● **Exercise prompt**: Examine each line of the data. Copy those that contain the string "band".

● **Provided entries**:
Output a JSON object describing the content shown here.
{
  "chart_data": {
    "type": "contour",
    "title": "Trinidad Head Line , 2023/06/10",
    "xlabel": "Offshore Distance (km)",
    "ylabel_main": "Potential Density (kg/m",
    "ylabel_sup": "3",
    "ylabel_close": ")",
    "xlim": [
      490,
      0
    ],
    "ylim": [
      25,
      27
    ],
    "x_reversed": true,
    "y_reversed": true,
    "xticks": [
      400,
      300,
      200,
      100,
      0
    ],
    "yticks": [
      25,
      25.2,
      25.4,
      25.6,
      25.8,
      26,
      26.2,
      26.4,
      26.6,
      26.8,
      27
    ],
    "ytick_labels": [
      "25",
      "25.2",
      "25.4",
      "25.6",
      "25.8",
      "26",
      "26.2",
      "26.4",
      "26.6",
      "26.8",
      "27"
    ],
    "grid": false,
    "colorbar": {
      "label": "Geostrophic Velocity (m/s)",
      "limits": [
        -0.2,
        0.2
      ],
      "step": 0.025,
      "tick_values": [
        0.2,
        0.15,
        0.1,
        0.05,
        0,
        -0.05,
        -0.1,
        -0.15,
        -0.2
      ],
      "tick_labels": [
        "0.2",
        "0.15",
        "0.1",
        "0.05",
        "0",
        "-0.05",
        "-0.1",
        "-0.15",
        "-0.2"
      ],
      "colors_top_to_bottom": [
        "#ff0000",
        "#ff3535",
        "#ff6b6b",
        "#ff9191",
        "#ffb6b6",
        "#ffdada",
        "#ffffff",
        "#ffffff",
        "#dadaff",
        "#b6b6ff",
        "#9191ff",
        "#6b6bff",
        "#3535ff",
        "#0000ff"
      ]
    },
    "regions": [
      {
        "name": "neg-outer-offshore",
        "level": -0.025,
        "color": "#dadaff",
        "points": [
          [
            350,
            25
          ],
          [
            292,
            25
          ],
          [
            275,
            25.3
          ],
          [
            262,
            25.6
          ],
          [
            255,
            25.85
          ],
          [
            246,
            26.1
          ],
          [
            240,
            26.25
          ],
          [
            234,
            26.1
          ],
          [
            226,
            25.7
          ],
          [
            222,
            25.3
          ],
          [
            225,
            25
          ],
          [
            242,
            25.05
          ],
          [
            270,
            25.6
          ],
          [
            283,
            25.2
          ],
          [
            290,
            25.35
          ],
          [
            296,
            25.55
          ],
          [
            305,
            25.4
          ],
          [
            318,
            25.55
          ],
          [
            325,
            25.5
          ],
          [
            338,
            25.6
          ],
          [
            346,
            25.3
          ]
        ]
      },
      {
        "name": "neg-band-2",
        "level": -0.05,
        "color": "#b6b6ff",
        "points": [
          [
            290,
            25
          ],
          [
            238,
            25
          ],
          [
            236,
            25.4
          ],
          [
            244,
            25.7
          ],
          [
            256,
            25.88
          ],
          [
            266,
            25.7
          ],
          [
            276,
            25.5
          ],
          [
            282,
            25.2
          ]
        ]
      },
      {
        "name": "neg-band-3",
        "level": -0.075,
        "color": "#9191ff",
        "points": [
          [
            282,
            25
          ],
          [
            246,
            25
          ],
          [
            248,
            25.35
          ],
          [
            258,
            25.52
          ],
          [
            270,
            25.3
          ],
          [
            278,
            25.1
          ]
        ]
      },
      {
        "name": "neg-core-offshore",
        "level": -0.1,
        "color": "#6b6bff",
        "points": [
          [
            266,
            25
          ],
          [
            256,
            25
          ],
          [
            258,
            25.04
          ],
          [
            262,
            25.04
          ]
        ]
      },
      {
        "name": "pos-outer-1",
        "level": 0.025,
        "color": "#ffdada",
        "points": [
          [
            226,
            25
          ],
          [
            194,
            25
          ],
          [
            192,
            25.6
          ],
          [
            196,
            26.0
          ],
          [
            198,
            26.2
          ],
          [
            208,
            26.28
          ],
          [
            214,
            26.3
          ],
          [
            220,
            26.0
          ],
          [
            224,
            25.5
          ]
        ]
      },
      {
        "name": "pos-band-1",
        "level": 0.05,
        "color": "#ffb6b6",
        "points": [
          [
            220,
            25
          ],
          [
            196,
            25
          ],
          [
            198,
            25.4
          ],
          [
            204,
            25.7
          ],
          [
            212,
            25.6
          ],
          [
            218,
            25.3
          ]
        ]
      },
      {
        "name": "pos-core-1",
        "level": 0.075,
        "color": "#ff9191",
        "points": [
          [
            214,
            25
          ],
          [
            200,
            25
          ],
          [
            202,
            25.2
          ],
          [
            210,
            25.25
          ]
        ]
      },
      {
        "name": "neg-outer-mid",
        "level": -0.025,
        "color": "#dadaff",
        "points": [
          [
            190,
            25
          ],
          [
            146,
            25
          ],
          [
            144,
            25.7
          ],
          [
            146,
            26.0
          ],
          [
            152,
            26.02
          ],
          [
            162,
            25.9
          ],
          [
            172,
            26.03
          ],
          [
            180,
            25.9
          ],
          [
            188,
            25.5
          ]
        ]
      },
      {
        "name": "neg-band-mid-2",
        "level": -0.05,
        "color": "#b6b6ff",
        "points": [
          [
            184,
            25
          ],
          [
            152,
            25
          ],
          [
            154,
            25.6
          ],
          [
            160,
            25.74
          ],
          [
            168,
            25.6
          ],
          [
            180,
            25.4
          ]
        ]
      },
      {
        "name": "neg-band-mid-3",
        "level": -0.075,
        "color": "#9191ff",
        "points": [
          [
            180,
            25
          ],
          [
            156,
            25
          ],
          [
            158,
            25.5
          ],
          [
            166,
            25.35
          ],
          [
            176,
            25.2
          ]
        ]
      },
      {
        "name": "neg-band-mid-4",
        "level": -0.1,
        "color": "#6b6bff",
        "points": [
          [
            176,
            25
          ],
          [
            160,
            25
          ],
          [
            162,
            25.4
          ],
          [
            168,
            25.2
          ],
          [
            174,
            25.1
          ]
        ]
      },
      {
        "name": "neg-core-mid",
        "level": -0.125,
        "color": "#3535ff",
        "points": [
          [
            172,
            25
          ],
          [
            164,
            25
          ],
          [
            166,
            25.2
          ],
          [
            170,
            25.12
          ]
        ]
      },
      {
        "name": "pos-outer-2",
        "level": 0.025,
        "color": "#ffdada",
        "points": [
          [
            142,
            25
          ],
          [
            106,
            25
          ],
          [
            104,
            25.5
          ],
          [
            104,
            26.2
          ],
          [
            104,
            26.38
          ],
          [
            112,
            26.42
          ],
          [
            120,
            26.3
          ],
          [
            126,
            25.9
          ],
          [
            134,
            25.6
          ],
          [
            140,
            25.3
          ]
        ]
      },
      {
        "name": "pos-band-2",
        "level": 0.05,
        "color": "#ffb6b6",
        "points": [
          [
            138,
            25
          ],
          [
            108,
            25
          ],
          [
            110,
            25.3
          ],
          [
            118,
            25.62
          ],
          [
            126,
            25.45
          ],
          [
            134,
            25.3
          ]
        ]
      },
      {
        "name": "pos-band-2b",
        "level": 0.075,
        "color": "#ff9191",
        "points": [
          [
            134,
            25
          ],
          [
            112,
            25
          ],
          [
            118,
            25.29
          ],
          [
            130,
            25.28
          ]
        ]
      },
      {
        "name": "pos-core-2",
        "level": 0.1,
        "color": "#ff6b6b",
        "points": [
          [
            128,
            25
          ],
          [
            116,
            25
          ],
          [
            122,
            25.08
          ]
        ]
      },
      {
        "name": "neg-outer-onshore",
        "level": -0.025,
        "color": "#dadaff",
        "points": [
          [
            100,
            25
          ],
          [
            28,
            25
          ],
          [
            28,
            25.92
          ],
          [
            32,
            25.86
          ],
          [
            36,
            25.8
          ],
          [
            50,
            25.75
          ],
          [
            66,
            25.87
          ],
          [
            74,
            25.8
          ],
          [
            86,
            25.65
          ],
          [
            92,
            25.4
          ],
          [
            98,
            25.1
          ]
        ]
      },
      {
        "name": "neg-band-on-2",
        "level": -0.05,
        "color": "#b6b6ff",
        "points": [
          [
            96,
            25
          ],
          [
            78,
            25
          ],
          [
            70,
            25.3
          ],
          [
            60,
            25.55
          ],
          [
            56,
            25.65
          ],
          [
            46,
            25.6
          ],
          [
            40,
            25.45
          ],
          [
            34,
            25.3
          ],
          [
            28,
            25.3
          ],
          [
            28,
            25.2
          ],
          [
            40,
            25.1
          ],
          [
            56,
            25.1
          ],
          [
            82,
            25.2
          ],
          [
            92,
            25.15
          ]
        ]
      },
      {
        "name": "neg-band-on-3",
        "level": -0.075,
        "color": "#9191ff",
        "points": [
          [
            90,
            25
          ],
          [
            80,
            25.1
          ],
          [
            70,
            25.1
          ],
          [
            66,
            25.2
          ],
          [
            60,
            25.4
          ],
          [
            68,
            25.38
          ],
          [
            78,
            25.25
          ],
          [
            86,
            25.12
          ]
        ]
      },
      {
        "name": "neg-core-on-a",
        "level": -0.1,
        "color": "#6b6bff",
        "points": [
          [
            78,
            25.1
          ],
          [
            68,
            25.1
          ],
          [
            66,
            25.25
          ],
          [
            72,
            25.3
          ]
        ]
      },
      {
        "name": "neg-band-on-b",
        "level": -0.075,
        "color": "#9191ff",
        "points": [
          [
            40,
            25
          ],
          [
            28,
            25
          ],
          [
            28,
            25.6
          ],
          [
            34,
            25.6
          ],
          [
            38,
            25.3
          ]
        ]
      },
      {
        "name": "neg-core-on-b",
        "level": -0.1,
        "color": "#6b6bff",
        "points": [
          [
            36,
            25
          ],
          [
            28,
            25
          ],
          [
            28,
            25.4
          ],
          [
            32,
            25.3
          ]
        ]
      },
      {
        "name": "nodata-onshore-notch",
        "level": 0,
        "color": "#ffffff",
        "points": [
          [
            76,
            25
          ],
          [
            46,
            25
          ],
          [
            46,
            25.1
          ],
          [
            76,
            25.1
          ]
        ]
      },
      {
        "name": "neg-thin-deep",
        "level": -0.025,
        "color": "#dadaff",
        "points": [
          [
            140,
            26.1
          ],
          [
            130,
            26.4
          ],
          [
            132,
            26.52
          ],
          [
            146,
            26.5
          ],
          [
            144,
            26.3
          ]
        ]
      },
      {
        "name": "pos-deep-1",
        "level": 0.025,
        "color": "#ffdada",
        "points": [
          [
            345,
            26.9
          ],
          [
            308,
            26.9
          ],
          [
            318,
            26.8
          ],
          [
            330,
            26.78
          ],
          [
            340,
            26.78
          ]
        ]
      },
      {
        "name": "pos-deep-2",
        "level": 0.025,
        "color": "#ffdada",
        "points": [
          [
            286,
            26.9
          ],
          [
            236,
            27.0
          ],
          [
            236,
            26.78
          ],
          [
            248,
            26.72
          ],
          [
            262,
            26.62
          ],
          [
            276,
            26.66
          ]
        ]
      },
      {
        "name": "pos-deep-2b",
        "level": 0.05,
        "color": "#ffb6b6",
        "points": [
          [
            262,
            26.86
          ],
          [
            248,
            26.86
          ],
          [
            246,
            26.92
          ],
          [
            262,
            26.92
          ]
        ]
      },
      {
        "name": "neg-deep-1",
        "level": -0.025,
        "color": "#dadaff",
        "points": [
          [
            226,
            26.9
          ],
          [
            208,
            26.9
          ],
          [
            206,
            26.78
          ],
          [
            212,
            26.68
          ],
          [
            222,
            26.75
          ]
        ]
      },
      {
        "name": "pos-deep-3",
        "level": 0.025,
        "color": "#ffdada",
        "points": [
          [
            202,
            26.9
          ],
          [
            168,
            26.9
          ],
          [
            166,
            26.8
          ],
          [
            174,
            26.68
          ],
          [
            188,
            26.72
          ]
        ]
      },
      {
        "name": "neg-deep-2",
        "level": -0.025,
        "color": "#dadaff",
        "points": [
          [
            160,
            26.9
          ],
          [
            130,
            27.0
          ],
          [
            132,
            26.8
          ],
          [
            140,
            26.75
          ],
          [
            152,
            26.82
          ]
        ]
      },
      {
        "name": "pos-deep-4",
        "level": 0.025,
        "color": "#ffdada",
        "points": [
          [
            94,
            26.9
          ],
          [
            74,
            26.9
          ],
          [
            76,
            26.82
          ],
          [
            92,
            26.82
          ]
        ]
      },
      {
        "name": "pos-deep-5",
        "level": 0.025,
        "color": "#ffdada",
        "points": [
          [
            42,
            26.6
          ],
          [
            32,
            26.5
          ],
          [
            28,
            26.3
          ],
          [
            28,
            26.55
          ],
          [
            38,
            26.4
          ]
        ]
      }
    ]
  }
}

● **Written response**:
        "name": "neg-band-2",
        "name": "neg-band-3",
        "name": "pos-band-1",
        "name": "neg-band-mid-2",
        "name": "neg-band-mid-3",
        "name": "neg-band-mid-4",
        "name": "pos-band-2",
        "name": "pos-band-2b",
        "name": "neg-band-on-2",
        "name": "neg-band-on-3",
        "name": "neg-band-on-b",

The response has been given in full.